++++ GIVEN DATA

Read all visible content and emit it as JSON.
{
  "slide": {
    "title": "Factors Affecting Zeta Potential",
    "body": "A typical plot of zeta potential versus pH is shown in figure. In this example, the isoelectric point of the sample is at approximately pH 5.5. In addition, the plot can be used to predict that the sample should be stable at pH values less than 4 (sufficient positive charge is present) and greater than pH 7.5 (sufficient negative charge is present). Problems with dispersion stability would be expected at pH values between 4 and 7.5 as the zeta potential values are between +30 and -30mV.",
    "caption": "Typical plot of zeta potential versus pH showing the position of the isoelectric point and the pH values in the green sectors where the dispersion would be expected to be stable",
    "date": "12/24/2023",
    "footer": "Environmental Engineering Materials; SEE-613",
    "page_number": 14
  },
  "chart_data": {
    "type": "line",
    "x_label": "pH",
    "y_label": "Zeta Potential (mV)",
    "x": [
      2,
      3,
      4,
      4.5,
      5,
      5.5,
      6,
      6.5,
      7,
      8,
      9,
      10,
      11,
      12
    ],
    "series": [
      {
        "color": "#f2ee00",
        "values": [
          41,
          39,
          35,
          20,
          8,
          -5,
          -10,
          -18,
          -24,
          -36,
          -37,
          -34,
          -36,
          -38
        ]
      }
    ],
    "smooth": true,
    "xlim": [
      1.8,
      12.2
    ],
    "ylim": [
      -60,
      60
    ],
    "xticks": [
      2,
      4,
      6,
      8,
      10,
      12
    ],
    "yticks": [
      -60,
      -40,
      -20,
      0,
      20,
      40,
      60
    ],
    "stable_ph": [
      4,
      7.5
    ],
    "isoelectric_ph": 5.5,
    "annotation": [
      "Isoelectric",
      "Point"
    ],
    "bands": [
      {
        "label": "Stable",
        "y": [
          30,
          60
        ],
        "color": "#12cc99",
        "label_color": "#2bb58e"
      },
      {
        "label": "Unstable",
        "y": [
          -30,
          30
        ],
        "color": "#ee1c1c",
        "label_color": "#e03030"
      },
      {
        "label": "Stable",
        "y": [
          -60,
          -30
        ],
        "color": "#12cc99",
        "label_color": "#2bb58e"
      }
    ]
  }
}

++++++++

Reproduce all data above, unchanged.

Read all visible content and emit it as JSON.
{
  "slide": {
    "title": "Factors Affecting Zeta Potential",
    "body": "A typical plot of zeta potential versus pH is shown in figure. In this example, the isoelectric point of the sample is at approximately pH 5.5. In addition, the plot can be used to predict that the sample should be stable at pH values less than 4 (sufficient positive charge is present) and greater than pH 7.5 (sufficient negative charge is present). Problems with dispersion stability would be expected at pH values between 4 and 7.5 as the zeta potential values are between +30 and -30mV.",
    "caption": "Typical plot of zeta potential versus pH showing the position of the isoelectric point and the pH values in the green sectors where the dispersion would be expected to be stable",
    "date": "12/24/2023",
    "footer": "Environmental Engineering Materials; SEE-613",
    "page_number": 14
  },
  "chart_data": {
    "type": "line",
    "x_label": "pH",
    "y_label": "Zeta Potential (mV)",
    "x": [
      2,
      3,
      4,
      4.5,
      5,
      5.5,
      6,
      6.5,
      7,
      8,
      9,
      10,
      11,
      12
    ],
    "series": [
      {
        "color": "#f2ee00",
        "values": [
          41,
          39,
          35,
          20,
          8,
          -5,
          -10,
          -18,
          -24,
          -36,
          -37,
          -34,
          -36,
          -38
        ]
      }
    ],
    "smooth": true,
    "xlim": [
      1.8,
      12.2
    ],
    "ylim": [
      -60,
      60
    ],
    "xticks": [
      2,
      4,
      6,
      8,
      10,
      12
    ],
    "yticks": [
      -60,
      -40,
      -20,
      0,
      20,
      40,
      60
    ],
    "stable_ph": [
      4,
      7.5
    ],
    "isoelectric_ph": 5.5,
    "annotation": [
      "Isoelectric",
      "Point"
    ],
    "bands": [
      {
        "label": "Stable",
        "y": [
          30,
          60
        ],
        "color": "#12cc99",
        "label_color": "#2bb58e"
      },
      {
        "label": "Unstable",
        "y": [
          -30,
          30
        ],
        "color": "#ee1c1c",
        "label_color": "#e03030"
      },
      {
        "label": "Stable",
        "y": [
          -60,
          -30
        ],
        "color": "#12cc99",
        "label_color": "#2bb58e"
      }
    ]
  }
}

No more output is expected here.